TASK GOAL: Repeat each record below exactly, dropping the pictures.

-- start of MATERIAL PROVIDED --

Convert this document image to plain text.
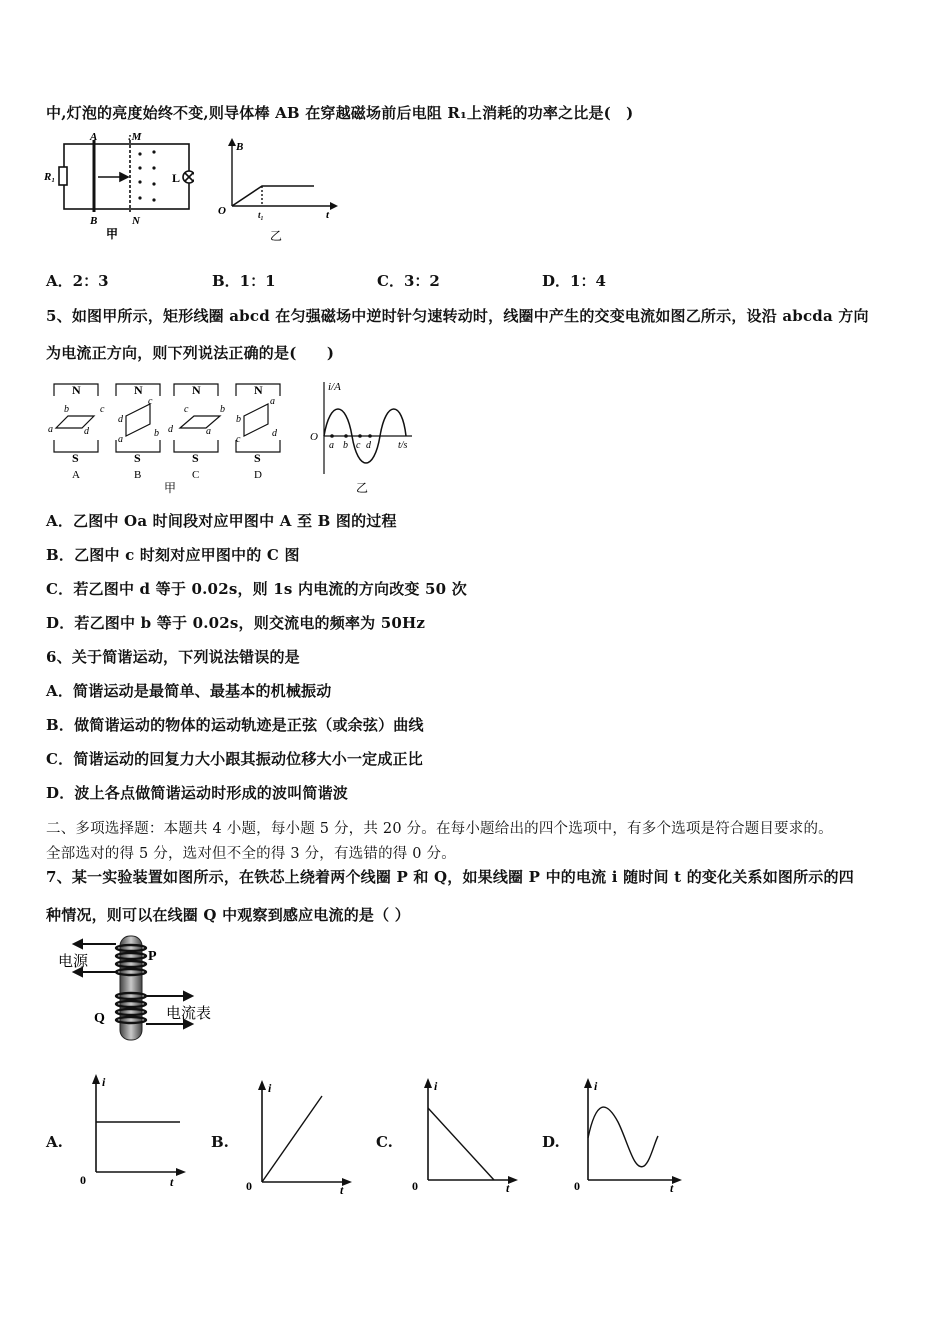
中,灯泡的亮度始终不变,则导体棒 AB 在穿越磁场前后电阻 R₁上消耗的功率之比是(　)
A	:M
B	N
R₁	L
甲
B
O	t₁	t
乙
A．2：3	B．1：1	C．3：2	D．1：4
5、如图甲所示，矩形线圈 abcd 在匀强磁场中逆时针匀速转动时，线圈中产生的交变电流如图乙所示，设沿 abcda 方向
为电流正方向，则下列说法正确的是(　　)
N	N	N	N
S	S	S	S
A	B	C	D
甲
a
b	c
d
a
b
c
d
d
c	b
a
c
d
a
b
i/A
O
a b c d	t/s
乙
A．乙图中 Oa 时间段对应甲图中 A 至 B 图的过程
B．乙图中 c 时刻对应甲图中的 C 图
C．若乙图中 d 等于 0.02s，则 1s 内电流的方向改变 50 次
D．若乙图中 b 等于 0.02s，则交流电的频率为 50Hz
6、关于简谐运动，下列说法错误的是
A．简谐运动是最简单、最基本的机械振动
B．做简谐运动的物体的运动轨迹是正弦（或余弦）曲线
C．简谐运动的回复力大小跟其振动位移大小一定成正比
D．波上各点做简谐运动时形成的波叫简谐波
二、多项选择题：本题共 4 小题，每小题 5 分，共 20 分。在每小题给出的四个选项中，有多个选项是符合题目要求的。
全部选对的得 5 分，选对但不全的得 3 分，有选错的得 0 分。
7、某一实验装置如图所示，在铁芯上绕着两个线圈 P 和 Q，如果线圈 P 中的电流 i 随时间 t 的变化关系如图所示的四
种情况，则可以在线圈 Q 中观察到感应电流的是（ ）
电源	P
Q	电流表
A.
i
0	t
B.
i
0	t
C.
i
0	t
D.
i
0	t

-- end of MATERIAL PROVIDED --

CORRECT OUTPUT:
Convert this document image to plain text.
中,灯泡的亮度始终不变,则导体棒 AB 在穿越磁场前后电阻 R₁上消耗的功率之比是(　)
A	:M
B	N
R₁	L
甲
B
O	t₁	t
乙
A．2：3	B．1：1	C．3：2	D．1：4
5、如图甲所示，矩形线圈 abcd 在匀强磁场中逆时针匀速转动时，线圈中产生的交变电流如图乙所示，设沿 abcda 方向
为电流正方向，则下列说法正确的是(　　)
N	N	N	N
S	S	S	S
A	B	C	D
甲
a
b	c
d
a
b
c
d
d
c	b
a
c
d
a
b
i/A
O
a b c d	t/s
乙
A．乙图中 Oa 时间段对应甲图中 A 至 B 图的过程
B．乙图中 c 时刻对应甲图中的 C 图
C．若乙图中 d 等于 0.02s，则 1s 内电流的方向改变 50 次
D．若乙图中 b 等于 0.02s，则交流电的频率为 50Hz
6、关于简谐运动，下列说法错误的是
A．简谐运动是最简单、最基本的机械振动
B．做简谐运动的物体的运动轨迹是正弦（或余弦）曲线
C．简谐运动的回复力大小跟其振动位移大小一定成正比
D．波上各点做简谐运动时形成的波叫简谐波
二、多项选择题：本题共 4 小题，每小题 5 分，共 20 分。在每小题给出的四个选项中，有多个选项是符合题目要求的。
全部选对的得 5 分，选对但不全的得 3 分，有选错的得 0 分。
7、某一实验装置如图所示，在铁芯上绕着两个线圈 P 和 Q，如果线圈 P 中的电流 i 随时间 t 的变化关系如图所示的四
种情况，则可以在线圈 Q 中观察到感应电流的是（ ）
电源	P
Q	电流表
A.
i
0	t
B.
i
0	t
C.
i
0	t
D.
i
0	t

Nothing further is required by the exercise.